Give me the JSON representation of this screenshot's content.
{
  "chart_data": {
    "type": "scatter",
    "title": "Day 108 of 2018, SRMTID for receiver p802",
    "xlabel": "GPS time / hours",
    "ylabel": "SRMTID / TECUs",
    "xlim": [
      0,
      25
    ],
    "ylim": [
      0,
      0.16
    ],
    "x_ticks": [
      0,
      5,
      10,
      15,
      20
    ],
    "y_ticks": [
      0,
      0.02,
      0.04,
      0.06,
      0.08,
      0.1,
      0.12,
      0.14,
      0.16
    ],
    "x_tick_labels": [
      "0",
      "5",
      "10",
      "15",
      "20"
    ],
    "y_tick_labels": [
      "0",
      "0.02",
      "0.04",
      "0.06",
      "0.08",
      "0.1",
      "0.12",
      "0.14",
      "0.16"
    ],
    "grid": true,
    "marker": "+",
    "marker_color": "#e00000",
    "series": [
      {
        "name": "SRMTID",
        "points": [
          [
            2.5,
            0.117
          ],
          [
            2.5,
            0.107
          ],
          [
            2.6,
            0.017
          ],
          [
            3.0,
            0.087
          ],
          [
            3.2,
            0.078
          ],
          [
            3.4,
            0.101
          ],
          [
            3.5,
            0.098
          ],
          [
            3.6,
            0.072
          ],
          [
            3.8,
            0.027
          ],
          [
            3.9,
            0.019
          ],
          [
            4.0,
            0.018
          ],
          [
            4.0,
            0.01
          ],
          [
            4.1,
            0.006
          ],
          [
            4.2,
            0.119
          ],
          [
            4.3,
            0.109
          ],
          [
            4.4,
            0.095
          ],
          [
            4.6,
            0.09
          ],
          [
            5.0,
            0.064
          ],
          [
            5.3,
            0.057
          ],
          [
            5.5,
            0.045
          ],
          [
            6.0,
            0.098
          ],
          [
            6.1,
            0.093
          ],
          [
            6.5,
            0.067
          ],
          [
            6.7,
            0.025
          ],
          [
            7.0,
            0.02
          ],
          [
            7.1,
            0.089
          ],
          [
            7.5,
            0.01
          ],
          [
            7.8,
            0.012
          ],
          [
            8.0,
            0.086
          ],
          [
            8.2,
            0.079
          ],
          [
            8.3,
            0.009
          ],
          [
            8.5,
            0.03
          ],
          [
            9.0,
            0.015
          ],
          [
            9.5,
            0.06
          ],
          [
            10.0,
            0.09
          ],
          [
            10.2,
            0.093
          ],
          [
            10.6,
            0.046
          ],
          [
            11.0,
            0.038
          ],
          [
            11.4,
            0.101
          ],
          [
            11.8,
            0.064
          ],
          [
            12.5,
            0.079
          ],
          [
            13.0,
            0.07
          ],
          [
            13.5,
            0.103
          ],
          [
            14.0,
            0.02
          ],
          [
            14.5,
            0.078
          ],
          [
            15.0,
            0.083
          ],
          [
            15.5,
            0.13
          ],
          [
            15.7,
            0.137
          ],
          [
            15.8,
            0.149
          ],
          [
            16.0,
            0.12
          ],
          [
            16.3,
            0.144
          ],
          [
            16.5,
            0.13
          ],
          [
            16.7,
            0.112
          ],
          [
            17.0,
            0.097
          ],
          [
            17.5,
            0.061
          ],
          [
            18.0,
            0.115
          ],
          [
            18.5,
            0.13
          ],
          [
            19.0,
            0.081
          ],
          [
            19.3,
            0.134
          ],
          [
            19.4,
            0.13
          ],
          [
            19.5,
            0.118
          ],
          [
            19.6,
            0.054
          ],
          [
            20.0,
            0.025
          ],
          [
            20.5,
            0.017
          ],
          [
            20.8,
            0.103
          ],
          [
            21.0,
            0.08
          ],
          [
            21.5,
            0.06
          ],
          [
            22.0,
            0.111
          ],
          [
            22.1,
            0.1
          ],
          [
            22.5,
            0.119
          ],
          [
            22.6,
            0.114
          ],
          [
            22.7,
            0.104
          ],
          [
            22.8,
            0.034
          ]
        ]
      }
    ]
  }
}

——————

__STATED TASK__.
From the listing above, copy every line that holds the string "SRMTID".

__WRITTEN ANSWER__.
    "title": "Day 108 of 2018, SRMTID for receiver p802",
    "ylabel": "SRMTID / TECUs",
        "name": "SRMTID",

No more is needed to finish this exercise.